Request >>
Render the following material again verbatim, leaving nothing out.
┄┄┄┄┄┄
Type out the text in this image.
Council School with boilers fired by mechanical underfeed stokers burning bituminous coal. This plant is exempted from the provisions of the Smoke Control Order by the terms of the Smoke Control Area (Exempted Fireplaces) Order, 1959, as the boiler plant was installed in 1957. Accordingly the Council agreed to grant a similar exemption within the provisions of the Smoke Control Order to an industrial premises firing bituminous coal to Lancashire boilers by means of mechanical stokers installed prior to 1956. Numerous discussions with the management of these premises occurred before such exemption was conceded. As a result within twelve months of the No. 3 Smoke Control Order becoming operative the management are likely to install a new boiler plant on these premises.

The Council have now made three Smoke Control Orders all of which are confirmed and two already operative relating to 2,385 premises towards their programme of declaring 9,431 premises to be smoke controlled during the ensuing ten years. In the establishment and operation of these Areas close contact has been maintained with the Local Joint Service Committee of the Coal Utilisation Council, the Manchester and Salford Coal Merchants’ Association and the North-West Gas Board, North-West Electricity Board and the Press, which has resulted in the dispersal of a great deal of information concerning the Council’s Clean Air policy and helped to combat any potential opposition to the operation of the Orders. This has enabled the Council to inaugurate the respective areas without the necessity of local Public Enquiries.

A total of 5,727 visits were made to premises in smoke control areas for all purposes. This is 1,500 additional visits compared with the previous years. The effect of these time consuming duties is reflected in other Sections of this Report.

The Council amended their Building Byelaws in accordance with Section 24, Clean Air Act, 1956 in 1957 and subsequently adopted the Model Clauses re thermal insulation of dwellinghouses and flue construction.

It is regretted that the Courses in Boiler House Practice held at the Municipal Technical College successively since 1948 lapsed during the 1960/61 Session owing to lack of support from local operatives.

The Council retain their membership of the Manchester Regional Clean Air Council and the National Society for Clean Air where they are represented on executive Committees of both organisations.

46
┄┄┄┄┄┄
Full response >>
Type out the text in this image.
Council School with boilers fired by mechanical underfeed stokers burning bituminous coal. This plant is exempted from the provisions of the Smoke Control Order by the terms of the Smoke Control Area (Exempted Fireplaces) Order, 1959, as the boiler plant was installed in 1957. Accordingly the Council agreed to grant a similar exemption within the provisions of the Smoke Control Order to an industrial premises firing bituminous coal to Lancashire boilers by means of mechanical stokers installed prior to 1956. Numerous discussions with the management of these premises occurred before such exemption was conceded. As a result within twelve months of the No. 3 Smoke Control Order becoming operative the management are likely to install a new boiler plant on these premises.

The Council have now made three Smoke Control Orders all of which are confirmed and two already operative relating to 2,385 premises towards their programme of declaring 9,431 premises to be smoke controlled during the ensuing ten years. In the establishment and operation of these Areas close contact has been maintained with the Local Joint Service Committee of the Coal Utilisation Council, the Manchester and Salford Coal Merchants’ Association and the North-West Gas Board, North-West Electricity Board and the Press, which has resulted in the dispersal of a great deal of information concerning the Council’s Clean Air policy and helped to combat any potential opposition to the operation of the Orders. This has enabled the Council to inaugurate the respective areas without the necessity of local Public Enquiries.

A total of 5,727 visits were made to premises in smoke control areas for all purposes. This is 1,500 additional visits compared with the previous years. The effect of these time consuming duties is reflected in other Sections of this Report.

The Council amended their Building Byelaws in accordance with Section 24, Clean Air Act, 1956 in 1957 and subsequently adopted the Model Clauses re thermal insulation of dwellinghouses and flue construction.

It is regretted that the Courses in Boiler House Practice held at the Municipal Technical College successively since 1948 lapsed during the 1960/61 Session owing to lack of support from local operatives.

The Council retain their membership of the Manchester Regional Clean Air Council and the National Society for Clean Air where they are represented on executive Committees of both organisations.

46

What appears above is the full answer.